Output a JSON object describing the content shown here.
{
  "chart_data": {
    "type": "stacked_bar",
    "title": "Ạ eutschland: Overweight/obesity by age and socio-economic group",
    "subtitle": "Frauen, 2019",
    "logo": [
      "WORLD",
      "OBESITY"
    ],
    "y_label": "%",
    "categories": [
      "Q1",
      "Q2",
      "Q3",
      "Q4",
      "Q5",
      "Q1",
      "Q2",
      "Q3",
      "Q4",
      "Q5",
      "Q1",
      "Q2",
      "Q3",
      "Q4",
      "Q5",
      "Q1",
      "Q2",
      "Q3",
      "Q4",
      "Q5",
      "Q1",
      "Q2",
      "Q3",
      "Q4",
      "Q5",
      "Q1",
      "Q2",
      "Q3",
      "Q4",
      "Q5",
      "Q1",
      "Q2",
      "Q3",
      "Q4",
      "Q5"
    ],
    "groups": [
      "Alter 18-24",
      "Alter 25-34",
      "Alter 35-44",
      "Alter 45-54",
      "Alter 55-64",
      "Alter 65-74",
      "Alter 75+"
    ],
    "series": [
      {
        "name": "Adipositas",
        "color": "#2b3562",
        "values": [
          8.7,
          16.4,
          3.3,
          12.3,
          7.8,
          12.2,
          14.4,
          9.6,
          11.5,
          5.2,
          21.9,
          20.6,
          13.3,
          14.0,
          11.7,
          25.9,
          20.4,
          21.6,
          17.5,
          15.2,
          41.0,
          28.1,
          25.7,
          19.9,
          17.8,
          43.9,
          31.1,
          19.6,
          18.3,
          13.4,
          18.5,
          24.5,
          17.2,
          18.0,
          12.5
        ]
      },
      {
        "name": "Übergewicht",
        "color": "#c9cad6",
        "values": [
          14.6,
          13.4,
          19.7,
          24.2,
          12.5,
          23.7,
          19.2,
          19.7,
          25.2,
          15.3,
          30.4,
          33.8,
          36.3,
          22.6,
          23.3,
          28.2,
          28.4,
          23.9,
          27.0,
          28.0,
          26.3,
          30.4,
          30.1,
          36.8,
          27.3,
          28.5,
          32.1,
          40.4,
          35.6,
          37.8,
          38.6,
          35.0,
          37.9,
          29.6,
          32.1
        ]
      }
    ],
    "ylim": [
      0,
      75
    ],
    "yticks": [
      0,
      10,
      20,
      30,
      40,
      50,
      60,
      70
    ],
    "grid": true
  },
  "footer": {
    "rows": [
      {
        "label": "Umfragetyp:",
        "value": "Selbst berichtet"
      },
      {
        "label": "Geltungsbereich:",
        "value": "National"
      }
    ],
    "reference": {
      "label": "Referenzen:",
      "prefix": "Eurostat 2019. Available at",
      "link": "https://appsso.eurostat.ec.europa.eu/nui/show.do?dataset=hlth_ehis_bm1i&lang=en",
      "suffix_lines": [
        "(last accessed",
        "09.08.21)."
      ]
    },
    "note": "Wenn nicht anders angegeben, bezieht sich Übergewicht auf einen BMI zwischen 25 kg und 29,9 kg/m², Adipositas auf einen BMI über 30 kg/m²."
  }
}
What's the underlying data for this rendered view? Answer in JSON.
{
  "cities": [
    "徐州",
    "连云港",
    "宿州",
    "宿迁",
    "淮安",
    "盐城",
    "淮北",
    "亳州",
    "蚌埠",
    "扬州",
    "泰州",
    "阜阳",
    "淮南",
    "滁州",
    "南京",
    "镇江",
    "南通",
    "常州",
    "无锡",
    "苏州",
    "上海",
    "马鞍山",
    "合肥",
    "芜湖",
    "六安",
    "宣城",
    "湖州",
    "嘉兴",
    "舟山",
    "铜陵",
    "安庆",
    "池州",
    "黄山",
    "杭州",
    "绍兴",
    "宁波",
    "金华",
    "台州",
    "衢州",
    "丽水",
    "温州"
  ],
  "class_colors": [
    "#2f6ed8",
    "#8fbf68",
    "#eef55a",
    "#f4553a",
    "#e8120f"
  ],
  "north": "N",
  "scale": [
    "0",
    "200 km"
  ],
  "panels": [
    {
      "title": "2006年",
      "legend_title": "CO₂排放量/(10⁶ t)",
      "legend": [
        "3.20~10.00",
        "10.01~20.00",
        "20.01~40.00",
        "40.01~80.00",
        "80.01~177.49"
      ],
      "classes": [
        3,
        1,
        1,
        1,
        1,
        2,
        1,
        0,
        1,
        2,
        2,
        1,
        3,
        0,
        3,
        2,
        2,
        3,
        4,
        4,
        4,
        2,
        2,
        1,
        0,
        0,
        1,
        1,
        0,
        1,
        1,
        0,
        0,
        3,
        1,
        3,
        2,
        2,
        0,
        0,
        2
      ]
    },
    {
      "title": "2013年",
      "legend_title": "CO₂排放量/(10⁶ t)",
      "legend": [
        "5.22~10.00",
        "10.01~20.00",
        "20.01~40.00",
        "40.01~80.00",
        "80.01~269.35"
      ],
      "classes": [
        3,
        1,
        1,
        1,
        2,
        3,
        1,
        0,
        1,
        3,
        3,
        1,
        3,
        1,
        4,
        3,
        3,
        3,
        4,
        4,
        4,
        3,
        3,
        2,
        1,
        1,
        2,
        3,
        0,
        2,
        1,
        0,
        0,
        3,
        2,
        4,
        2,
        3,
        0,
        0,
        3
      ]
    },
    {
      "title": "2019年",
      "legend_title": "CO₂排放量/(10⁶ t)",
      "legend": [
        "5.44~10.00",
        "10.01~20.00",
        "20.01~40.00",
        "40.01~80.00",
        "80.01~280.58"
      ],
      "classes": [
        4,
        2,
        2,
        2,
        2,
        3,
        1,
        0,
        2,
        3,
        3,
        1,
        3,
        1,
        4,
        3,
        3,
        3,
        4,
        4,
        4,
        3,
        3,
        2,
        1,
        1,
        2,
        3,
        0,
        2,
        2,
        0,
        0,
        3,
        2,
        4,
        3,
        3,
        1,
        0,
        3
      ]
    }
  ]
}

→ **TASK DETAILS**:
Copy out the material word for word and line for line.

→ **RESPONSE**:
Output a JSON object describing the content shown here.
{
  "chart_data": {
    "type": "stacked_bar",
    "title": "Ạ eutschland: Overweight/obesity by age and socio-economic group",
    "subtitle": "Frauen, 2019",
    "logo": [
      "WORLD",
      "OBESITY"
    ],
    "y_label": "%",
    "categories": [
      "Q1",
      "Q2",
      "Q3",
      "Q4",
      "Q5",
      "Q1",
      "Q2",
      "Q3",
      "Q4",
      "Q5",
      "Q1",
      "Q2",
      "Q3",
      "Q4",
      "Q5",
      "Q1",
      "Q2",
      "Q3",
      "Q4",
      "Q5",
      "Q1",
      "Q2",
      "Q3",
      "Q4",
      "Q5",
      "Q1",
      "Q2",
      "Q3",
      "Q4",
      "Q5",
      "Q1",
      "Q2",
      "Q3",
      "Q4",
      "Q5"
    ],
    "groups": [
      "Alter 18-24",
      "Alter 25-34",
      "Alter 35-44",
      "Alter 45-54",
      "Alter 55-64",
      "Alter 65-74",
      "Alter 75+"
    ],
    "series": [
      {
        "name": "Adipositas",
        "color": "#2b3562",
        "values": [
          8.7,
          16.4,
          3.3,
          12.3,
          7.8,
          12.2,
          14.4,
          9.6,
          11.5,
          5.2,
          21.9,
          20.6,
          13.3,
          14.0,
          11.7,
          25.9,
          20.4,
          21.6,
          17.5,
          15.2,
          41.0,
          28.1,
          25.7,
          19.9,
          17.8,
          43.9,
          31.1,
          19.6,
          18.3,
          13.4,
          18.5,
          24.5,
          17.2,
          18.0,
          12.5
        ]
      },
      {
        "name": "Übergewicht",
        "color": "#c9cad6",
        "values": [
          14.6,
          13.4,
          19.7,
          24.2,
          12.5,
          23.7,
          19.2,
          19.7,
          25.2,
          15.3,
          30.4,
          33.8,
          36.3,
          22.6,
          23.3,
          28.2,
          28.4,
          23.9,
          27.0,
          28.0,
          26.3,
          30.4,
          30.1,
          36.8,
          27.3,
          28.5,
          32.1,
          40.4,
          35.6,
          37.8,
          38.6,
          35.0,
          37.9,
          29.6,
          32.1
        ]
      }
    ],
    "ylim": [
      0,
      75
    ],
    "yticks": [
      0,
      10,
      20,
      30,
      40,
      50,
      60,
      70
    ],
    "grid": true
  },
  "footer": {
    "rows": [
      {
        "label": "Umfragetyp:",
        "value": "Selbst berichtet"
      },
      {
        "label": "Geltungsbereich:",
        "value": "National"
      }
    ],
    "reference": {
      "label": "Referenzen:",
      "prefix": "Eurostat 2019. Available at",
      "link": "https://appsso.eurostat.ec.europa.eu/nui/show.do?dataset=hlth_ehis_bm1i&lang=en",
      "suffix_lines": [
        "(last accessed",
        "09.08.21)."
      ]
    },
    "note": "Wenn nicht anders angegeben, bezieht sich Übergewicht auf einen BMI zwischen 25 kg und 29,9 kg/m², Adipositas auf einen BMI über 30 kg/m²."
  }
}
What's the underlying data for this rendered view? Answer in JSON.
{
  "cities": [
    "徐州",
    "连云港",
    "宿州",
    "宿迁",
    "淮安",
    "盐城",
    "淮北",
    "亳州",
    "蚌埠",
    "扬州",
    "泰州",
    "阜阳",
    "淮南",
    "滁州",
    "南京",
    "镇江",
    "南通",
    "常州",
    "无锡",
    "苏州",
    "上海",
    "马鞍山",
    "合肥",
    "芜湖",
    "六安",
    "宣城",
    "湖州",
    "嘉兴",
    "舟山",
    "铜陵",
    "安庆",
    "池州",
    "黄山",
    "杭州",
    "绍兴",
    "宁波",
    "金华",
    "台州",
    "衢州",
    "丽水",
    "温州"
  ],
  "class_colors": [
    "#2f6ed8",
    "#8fbf68",
    "#eef55a",
    "#f4553a",
    "#e8120f"
  ],
  "north": "N",
  "scale": [
    "0",
    "200 km"
  ],
  "panels": [
    {
      "title": "2006年",
      "legend_title": "CO₂排放量/(10⁶ t)",
      "legend": [
        "3.20~10.00",
        "10.01~20.00",
        "20.01~40.00",
        "40.01~80.00",
        "80.01~177.49"
      ],
      "classes": [
        3,
        1,
        1,
        1,
        1,
        2,
        1,
        0,
        1,
        2,
        2,
        1,
        3,
        0,
        3,
        2,
        2,
        3,
        4,
        4,
        4,
        2,
        2,
        1,
        0,
        0,
        1,
        1,
        0,
        1,
        1,
        0,
        0,
        3,
        1,
        3,
        2,
        2,
        0,
        0,
        2
      ]
    },
    {
      "title": "2013年",
      "legend_title": "CO₂排放量/(10⁶ t)",
      "legend": [
        "5.22~10.00",
        "10.01~20.00",
        "20.01~40.00",
        "40.01~80.00",
        "80.01~269.35"
      ],
      "classes": [
        3,
        1,
        1,
        1,
        2,
        3,
        1,
        0,
        1,
        3,
        3,
        1,
        3,
        1,
        4,
        3,
        3,
        3,
        4,
        4,
        4,
        3,
        3,
        2,
        1,
        1,
        2,
        3,
        0,
        2,
        1,
        0,
        0,
        3,
        2,
        4,
        2,
        3,
        0,
        0,
        3
      ]
    },
    {
      "title": "2019年",
      "legend_title": "CO₂排放量/(10⁶ t)",
      "legend": [
        "5.44~10.00",
        "10.01~20.00",
        "20.01~40.00",
        "40.01~80.00",
        "80.01~280.58"
      ],
      "classes": [
        4,
        2,
        2,
        2,
        2,
        3,
        1,
        0,
        2,
        3,
        3,
        1,
        3,
        1,
        4,
        3,
        3,
        3,
        4,
        4,
        4,
        3,
        3,
        2,
        1,
        1,
        2,
        3,
        0,
        2,
        2,
        0,
        0,
        3,
        2,
        4,
        3,
        3,
        1,
        0,
        3
      ]
    }
  ]
}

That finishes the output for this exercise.